■ Task description: Spot every line with the word "Solar" and return it.

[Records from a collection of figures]

----------------

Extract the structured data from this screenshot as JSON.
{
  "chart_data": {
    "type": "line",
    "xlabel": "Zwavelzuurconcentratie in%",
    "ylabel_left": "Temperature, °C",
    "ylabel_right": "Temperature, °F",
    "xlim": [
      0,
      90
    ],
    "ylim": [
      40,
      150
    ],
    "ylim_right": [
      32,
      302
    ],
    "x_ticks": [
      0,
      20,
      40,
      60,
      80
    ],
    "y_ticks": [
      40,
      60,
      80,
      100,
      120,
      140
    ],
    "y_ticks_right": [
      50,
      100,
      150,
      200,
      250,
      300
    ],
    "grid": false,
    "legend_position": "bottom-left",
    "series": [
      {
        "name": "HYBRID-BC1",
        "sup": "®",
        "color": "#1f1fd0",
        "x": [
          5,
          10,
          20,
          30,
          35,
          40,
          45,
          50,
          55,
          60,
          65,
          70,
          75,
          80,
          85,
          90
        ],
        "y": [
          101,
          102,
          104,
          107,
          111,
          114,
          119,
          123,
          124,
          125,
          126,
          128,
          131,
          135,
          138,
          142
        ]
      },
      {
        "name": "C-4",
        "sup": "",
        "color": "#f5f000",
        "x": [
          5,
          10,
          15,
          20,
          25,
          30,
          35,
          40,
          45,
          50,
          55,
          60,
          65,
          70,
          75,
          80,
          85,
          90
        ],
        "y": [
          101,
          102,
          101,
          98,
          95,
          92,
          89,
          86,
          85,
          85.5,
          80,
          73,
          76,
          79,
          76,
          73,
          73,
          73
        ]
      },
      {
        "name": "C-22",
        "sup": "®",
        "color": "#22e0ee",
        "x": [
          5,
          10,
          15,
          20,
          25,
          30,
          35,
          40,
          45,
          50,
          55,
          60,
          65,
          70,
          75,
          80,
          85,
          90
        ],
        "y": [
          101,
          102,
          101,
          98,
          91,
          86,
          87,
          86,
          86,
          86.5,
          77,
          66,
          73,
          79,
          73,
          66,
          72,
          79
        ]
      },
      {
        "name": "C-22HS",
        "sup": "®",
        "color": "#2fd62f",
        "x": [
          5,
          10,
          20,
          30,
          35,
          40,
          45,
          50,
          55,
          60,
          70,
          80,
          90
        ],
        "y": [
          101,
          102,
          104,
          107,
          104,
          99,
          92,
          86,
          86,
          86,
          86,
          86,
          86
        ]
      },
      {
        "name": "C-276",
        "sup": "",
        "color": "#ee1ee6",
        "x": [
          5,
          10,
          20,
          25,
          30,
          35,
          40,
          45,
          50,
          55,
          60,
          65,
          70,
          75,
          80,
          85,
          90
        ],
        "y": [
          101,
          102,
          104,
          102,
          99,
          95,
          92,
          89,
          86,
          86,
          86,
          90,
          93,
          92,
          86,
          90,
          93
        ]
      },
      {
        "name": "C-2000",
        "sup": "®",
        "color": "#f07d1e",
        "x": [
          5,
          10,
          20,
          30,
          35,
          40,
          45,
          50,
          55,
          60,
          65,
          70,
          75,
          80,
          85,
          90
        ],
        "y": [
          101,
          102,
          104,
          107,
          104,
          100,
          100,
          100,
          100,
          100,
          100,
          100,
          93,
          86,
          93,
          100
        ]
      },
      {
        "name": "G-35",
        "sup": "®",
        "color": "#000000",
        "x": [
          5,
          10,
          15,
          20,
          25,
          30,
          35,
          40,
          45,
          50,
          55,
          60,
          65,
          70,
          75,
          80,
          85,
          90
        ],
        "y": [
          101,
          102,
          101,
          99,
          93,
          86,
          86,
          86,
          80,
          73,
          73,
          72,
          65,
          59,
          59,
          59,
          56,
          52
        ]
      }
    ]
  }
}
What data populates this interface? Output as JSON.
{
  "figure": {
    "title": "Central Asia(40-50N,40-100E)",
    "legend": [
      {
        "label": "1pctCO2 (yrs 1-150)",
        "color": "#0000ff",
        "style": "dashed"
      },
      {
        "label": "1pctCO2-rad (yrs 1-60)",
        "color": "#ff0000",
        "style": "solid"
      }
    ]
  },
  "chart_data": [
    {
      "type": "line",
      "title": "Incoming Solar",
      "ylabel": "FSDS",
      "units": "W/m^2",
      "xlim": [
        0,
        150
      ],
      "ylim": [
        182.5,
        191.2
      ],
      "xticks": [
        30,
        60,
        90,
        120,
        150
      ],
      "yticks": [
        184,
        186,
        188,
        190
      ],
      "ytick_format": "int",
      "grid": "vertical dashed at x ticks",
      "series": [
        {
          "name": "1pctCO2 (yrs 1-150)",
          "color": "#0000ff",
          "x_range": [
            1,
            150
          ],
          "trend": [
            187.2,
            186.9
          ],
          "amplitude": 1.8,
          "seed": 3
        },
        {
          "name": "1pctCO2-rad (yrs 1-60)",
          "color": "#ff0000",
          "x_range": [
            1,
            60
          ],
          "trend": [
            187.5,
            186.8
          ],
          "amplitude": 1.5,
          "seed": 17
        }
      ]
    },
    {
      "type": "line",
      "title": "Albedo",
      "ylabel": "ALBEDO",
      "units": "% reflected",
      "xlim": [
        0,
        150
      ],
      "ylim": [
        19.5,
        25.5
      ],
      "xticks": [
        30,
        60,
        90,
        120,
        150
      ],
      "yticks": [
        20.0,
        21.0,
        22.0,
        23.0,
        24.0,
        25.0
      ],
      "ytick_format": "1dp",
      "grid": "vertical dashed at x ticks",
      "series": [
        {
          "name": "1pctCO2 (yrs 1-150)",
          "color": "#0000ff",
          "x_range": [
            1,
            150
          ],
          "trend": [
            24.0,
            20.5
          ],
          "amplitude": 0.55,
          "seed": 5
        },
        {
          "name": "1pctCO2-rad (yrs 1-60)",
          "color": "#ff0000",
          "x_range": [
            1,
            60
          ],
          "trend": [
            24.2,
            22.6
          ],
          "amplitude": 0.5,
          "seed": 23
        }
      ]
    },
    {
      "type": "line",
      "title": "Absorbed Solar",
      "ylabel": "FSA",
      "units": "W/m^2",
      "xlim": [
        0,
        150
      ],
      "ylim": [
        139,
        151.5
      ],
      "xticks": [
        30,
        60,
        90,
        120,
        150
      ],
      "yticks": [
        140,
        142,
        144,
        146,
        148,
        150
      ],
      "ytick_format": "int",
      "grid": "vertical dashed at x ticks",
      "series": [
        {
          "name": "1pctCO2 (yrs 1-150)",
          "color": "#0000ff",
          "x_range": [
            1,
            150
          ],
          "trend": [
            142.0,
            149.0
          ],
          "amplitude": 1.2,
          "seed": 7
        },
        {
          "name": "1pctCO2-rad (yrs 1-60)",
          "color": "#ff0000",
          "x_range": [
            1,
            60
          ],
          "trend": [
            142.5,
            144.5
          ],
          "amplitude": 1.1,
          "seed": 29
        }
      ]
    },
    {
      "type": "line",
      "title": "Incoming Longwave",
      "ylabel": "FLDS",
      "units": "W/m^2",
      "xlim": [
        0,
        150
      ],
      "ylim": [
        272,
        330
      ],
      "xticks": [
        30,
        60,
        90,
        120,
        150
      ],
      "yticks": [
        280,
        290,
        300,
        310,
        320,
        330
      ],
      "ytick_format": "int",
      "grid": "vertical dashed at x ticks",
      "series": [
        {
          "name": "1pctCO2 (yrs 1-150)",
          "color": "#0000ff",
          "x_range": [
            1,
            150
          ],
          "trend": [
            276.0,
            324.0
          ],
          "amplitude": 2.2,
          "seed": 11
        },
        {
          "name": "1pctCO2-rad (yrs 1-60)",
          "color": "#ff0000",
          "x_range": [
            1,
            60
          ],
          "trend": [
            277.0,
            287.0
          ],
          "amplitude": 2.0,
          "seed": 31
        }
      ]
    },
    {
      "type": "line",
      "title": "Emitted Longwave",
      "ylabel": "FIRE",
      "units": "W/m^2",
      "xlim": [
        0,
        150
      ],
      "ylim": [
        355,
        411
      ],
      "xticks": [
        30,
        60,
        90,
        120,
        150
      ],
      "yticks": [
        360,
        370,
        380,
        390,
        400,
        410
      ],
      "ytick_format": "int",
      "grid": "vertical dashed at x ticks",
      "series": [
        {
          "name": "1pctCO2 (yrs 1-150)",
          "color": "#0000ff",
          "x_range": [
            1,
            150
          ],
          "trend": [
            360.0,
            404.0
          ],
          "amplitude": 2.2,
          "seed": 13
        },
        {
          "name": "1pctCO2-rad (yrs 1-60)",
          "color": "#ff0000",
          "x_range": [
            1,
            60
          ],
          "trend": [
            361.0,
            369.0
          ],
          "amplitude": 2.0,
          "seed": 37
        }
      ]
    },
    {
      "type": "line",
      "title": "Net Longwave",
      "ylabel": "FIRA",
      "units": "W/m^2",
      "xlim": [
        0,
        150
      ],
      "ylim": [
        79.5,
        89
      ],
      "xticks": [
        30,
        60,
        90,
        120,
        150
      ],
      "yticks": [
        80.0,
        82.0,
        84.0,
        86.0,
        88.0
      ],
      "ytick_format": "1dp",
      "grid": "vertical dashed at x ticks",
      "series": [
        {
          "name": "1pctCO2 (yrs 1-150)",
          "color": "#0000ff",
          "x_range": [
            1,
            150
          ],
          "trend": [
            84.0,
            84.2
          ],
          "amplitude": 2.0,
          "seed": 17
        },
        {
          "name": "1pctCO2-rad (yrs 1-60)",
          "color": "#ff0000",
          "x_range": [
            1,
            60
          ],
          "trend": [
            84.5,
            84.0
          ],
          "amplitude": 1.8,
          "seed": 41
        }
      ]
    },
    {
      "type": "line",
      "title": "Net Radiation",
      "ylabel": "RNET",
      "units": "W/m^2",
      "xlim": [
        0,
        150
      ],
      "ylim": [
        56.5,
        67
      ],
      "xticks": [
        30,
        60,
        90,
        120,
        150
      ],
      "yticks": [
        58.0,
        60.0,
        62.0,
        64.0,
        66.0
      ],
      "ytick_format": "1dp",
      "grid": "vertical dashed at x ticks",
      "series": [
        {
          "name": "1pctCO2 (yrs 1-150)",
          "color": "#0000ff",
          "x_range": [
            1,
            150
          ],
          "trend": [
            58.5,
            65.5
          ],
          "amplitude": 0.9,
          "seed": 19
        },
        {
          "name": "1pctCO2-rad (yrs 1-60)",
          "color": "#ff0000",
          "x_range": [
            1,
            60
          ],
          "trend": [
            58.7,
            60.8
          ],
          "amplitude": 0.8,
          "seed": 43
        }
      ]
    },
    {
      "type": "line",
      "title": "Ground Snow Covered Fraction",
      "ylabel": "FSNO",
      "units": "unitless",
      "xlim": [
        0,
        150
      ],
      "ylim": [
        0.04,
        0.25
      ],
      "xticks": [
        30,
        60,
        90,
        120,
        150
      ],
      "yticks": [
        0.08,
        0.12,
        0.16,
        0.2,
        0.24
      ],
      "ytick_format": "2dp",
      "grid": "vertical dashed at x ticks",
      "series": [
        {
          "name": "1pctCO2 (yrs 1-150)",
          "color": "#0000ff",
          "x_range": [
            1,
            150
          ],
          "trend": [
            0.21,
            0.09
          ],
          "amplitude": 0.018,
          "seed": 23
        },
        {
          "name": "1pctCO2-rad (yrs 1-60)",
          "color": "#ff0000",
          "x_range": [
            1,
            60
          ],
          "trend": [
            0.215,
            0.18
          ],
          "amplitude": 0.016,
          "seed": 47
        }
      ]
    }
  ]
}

----------------

■ Task response:
      "title": "Incoming Solar",
      "title": "Absorbed Solar",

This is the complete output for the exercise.